### Data rows
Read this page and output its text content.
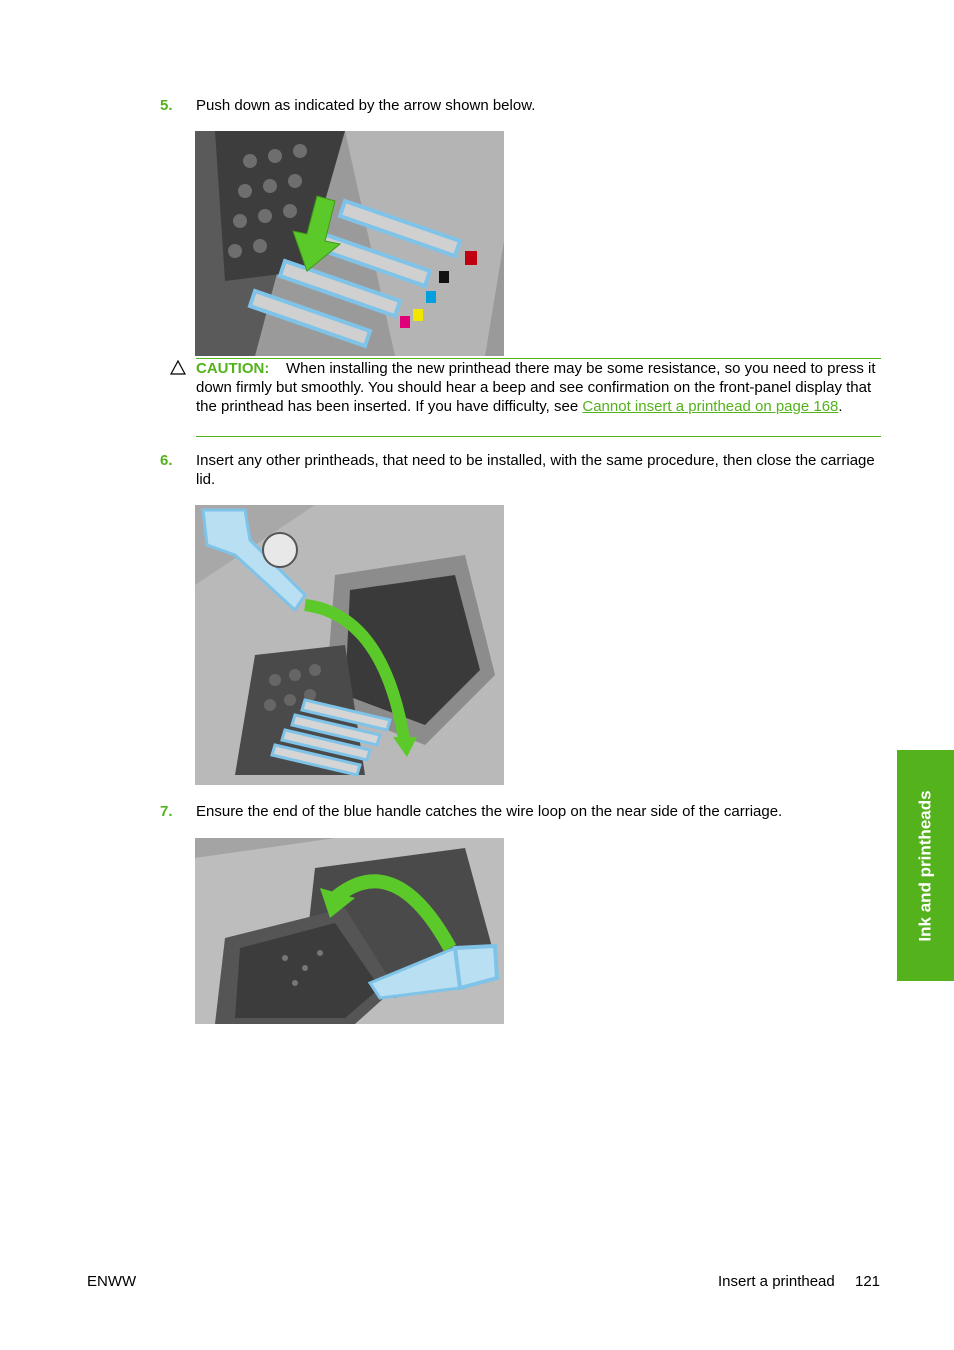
5. Push down as indicated by the arrow shown below.
CAUTION: When installing the new printhead there may be some resistance, so you need to press it down firmly but smoothly. You should hear a beep and see confirmation on the front-panel display that the printhead has been inserted. If you have difficulty, see Cannot insert a printhead on page 168.
6. Insert any other printheads, that need to be installed, with the same procedure, then close the carriage lid.
7. Ensure the end of the blue handle catches the wire loop on the near side of the carriage.	Ink and printheads
ENWW	Insert a printhead 121
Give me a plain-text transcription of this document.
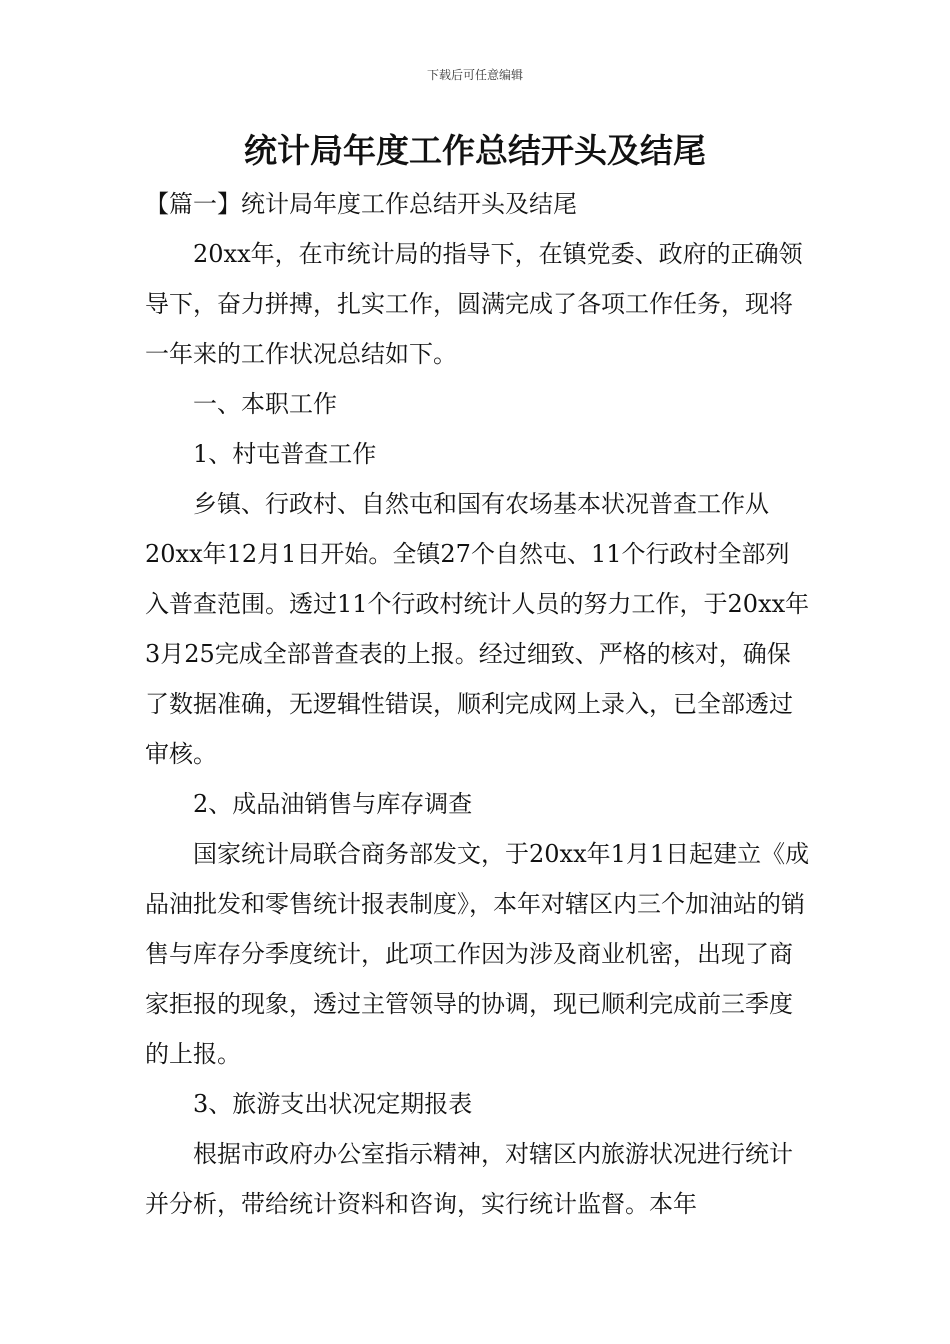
下载后可任意编辑
统计局年度工作总结开头及结尾

【篇一】统计局年度工作总结开头及结尾

20xx年，在市统计局的指导下，在镇党委、政府的正确领导下，奋力拼搏，扎实工作，圆满完成了各项工作任务，现将一年来的工作状况总结如下。

一、本职工作

1、村屯普查工作

乡镇、行政村、自然屯和国有农场基本状况普查工作从20xx年12月1日开始。全镇27个自然屯、11个行政村全部列入普查范围。透过11个行政村统计人员的努力工作，于20xx年3月25完成全部普查表的上报。经过细致、严格的核对，确保了数据准确，无逻辑性错误，顺利完成网上录入，已全部透过审核。

2、成品油销售与库存调查

国家统计局联合商务部发文，于20xx年1月1日起建立《成品油批发和零售统计报表制度》，本年对辖区内三个加油站的销售与库存分季度统计，此项工作因为涉及商业机密，出现了商家拒报的现象，透过主管领导的协调，现已顺利完成前三季度的上报。

3、旅游支出状况定期报表

根据市政府办公室指示精神，对辖区内旅游状况进行统计并分析，带给统计资料和咨询，实行统计监督。本年
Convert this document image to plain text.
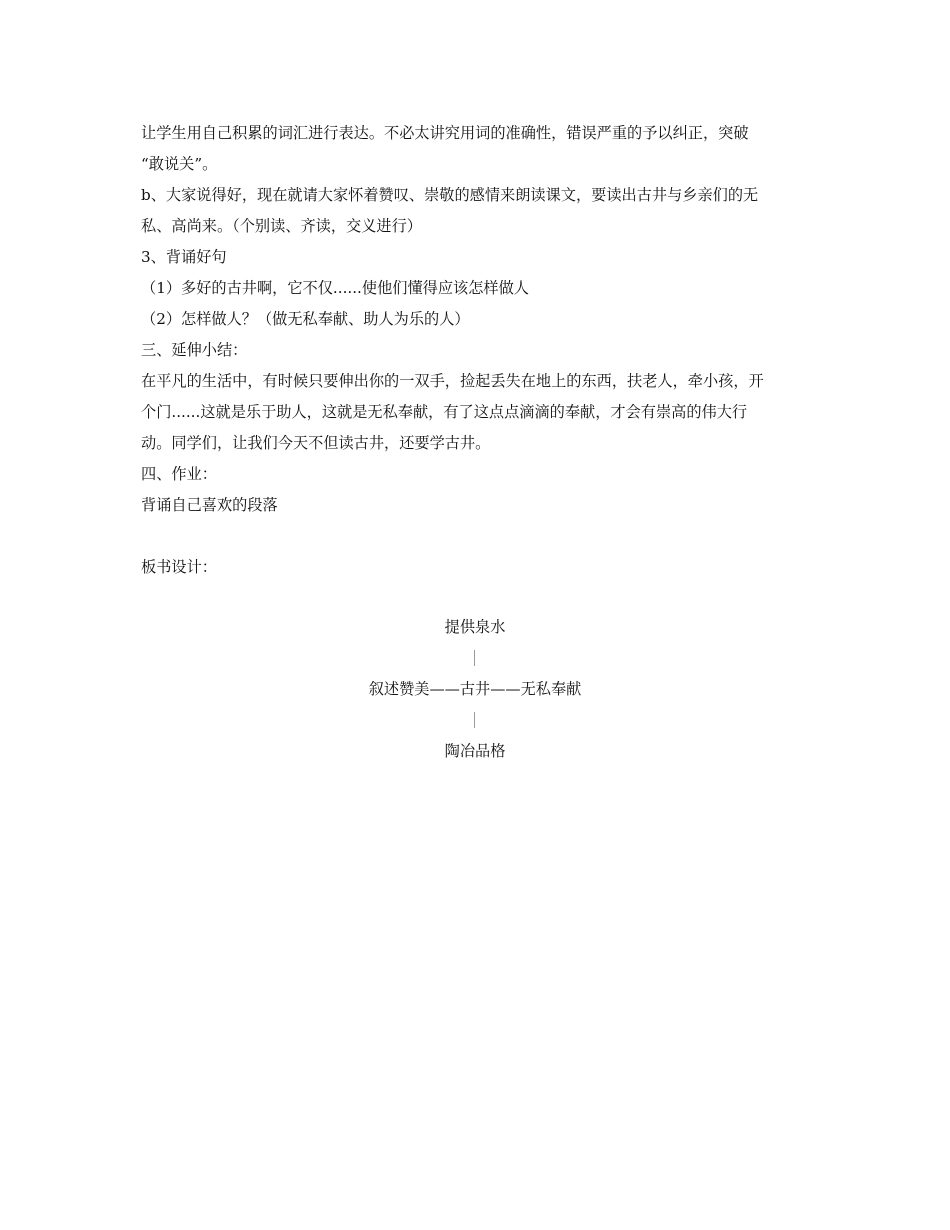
让学生用自己积累的词汇进行表达。不必太讲究用词的准确性，错误严重的予以纠正，突破
“敢说关”。
b、大家说得好，现在就请大家怀着赞叹、崇敬的感情来朗读课文，要读出古井与乡亲们的无
私、高尚来。（个别读、齐读，交义进行）
3、背诵好句
（1）多好的古井啊，它不仅......使他们懂得应该怎样做人
（2）怎样做人？（做无私奉献、助人为乐的人）
三、延伸小结：
在平凡的生活中，有时候只要伸出你的一双手，捡起丢失在地上的东西，扶老人，牵小孩，开
个门......这就是乐于助人，这就是无私奉献，有了这点点滴滴的奉献，才会有崇高的伟大行
动。同学们，让我们今天不但读古井，还要学古井。
四、作业：
背诵自己喜欢的段落
板书设计：
提供泉水
叙述赞美——古井——无私奉献
陶冶品格
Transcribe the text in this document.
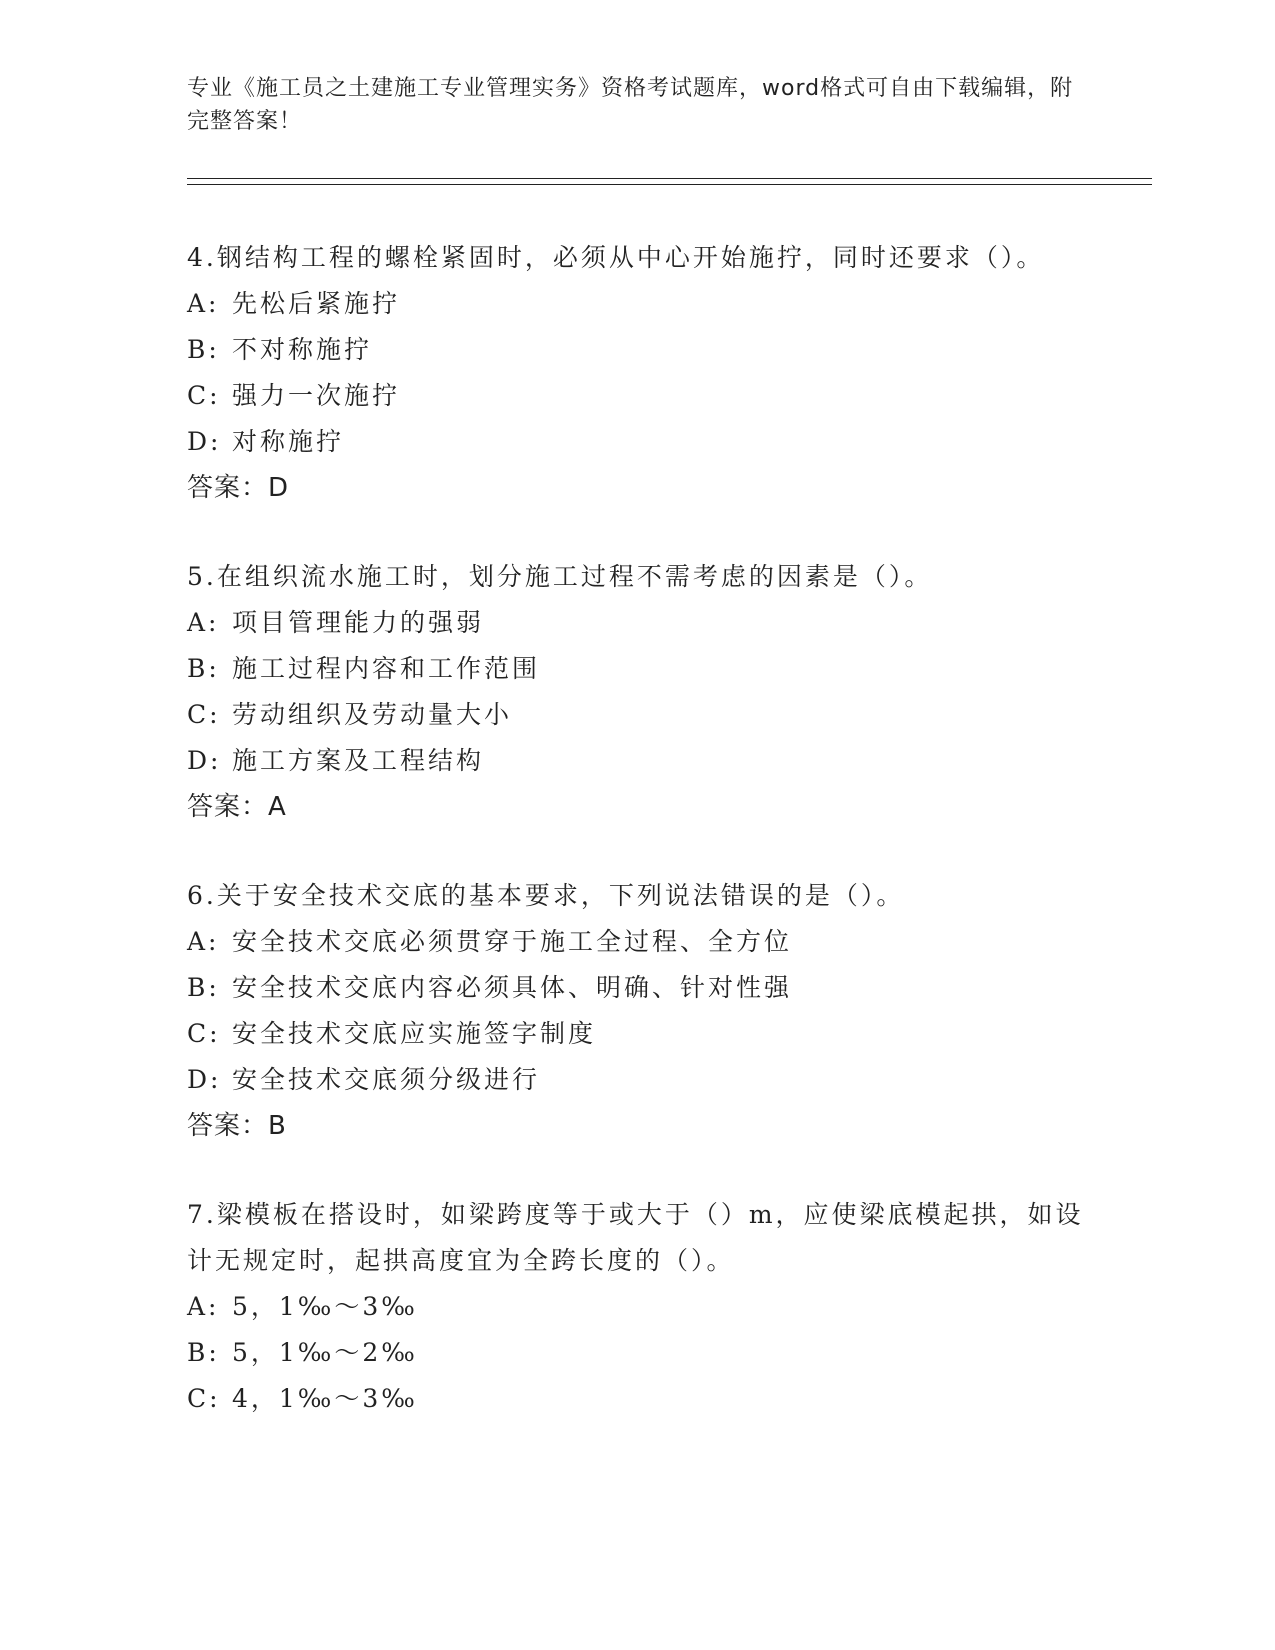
专业《施工员之土建施工专业管理实务》资格考试题库，word格式可自由下载编辑，附完整答案！
4.钢结构工程的螺栓紧固时，必须从中心开始施拧，同时还要求（）。
A: 先松后紧施拧
B: 不对称施拧
C: 强力一次施拧
D: 对称施拧
答案：D
5.在组织流水施工时，划分施工过程不需考虑的因素是（）。
A: 项目管理能力的强弱
B: 施工过程内容和工作范围
C: 劳动组织及劳动量大小
D: 施工方案及工程结构
答案：A
6.关于安全技术交底的基本要求，下列说法错误的是（）。
A: 安全技术交底必须贯穿于施工全过程、全方位
B: 安全技术交底内容必须具体、明确、针对性强
C: 安全技术交底应实施签字制度
D: 安全技术交底须分级进行
答案：B
7.梁模板在搭设时，如梁跨度等于或大于（）m，应使梁底模起拱，如设计无规定时，起拱高度宜为全跨长度的（）。
A: 5，1‰～3‰
B: 5，1‰～2‰
C: 4，1‰～3‰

### What the task asks
Print the entries above exactly, taking out only the pictures.

### Output of the task
Read this page and output its text content.
5. Push down as indicated by the arrow shown below.
CAUTION: When installing the new printhead there may be some resistance, so you need to press it down firmly but smoothly. You should hear a beep and see confirmation on the front-panel display that the printhead has been inserted. If you have difficulty, see Cannot insert a printhead on page 168.
6. Insert any other printheads, that need to be installed, with the same procedure, then close the carriage lid.
7. Ensure the end of the blue handle catches the wire loop on the near side of the carriage.	Ink and printheads
ENWW	Insert a printhead 121
Give me a plain-text transcription of this document.
下载后可任意编辑
统计局年度工作总结开头及结尾

【篇一】统计局年度工作总结开头及结尾

20xx年，在市统计局的指导下，在镇党委、政府的正确领导下，奋力拼搏，扎实工作，圆满完成了各项工作任务，现将一年来的工作状况总结如下。

一、本职工作

1、村屯普查工作

乡镇、行政村、自然屯和国有农场基本状况普查工作从20xx年12月1日开始。全镇27个自然屯、11个行政村全部列入普查范围。透过11个行政村统计人员的努力工作，于20xx年3月25完成全部普查表的上报。经过细致、严格的核对，确保了数据准确，无逻辑性错误，顺利完成网上录入，已全部透过审核。

2、成品油销售与库存调查

国家统计局联合商务部发文，于20xx年1月1日起建立《成品油批发和零售统计报表制度》，本年对辖区内三个加油站的销售与库存分季度统计，此项工作因为涉及商业机密，出现了商家拒报的现象，透过主管领导的协调，现已顺利完成前三季度的上报。

3、旅游支出状况定期报表

根据市政府办公室指示精神，对辖区内旅游状况进行统计并分析，带给统计资料和咨询，实行统计监督。本年
Convert this document image to plain text.
让学生用自己积累的词汇进行表达。不必太讲究用词的准确性，错误严重的予以纠正，突破
“敢说关”。
b、大家说得好，现在就请大家怀着赞叹、崇敬的感情来朗读课文，要读出古井与乡亲们的无
私、高尚来。（个别读、齐读，交义进行）
3、背诵好句
（1）多好的古井啊，它不仅......使他们懂得应该怎样做人
（2）怎样做人？（做无私奉献、助人为乐的人）
三、延伸小结：
在平凡的生活中，有时候只要伸出你的一双手，捡起丢失在地上的东西，扶老人，牵小孩，开
个门......这就是乐于助人，这就是无私奉献，有了这点点滴滴的奉献，才会有崇高的伟大行
动。同学们，让我们今天不但读古井，还要学古井。
四、作业：
背诵自己喜欢的段落
板书设计：
提供泉水
叙述赞美——古井——无私奉献
陶冶品格
Transcribe the text in this document.
专业《施工员之土建施工专业管理实务》资格考试题库，word格式可自由下载编辑，附完整答案！
4.钢结构工程的螺栓紧固时，必须从中心开始施拧，同时还要求（）。
A: 先松后紧施拧
B: 不对称施拧
C: 强力一次施拧
D: 对称施拧
答案：D
5.在组织流水施工时，划分施工过程不需考虑的因素是（）。
A: 项目管理能力的强弱
B: 施工过程内容和工作范围
C: 劳动组织及劳动量大小
D: 施工方案及工程结构
答案：A
6.关于安全技术交底的基本要求，下列说法错误的是（）。
A: 安全技术交底必须贯穿于施工全过程、全方位
B: 安全技术交底内容必须具体、明确、针对性强
C: 安全技术交底应实施签字制度
D: 安全技术交底须分级进行
答案：B
7.梁模板在搭设时，如梁跨度等于或大于（）m，应使梁底模起拱，如设计无规定时，起拱高度宜为全跨长度的（）。
A: 5，1‰～3‰
B: 5，1‰～2‰
C: 4，1‰～3‰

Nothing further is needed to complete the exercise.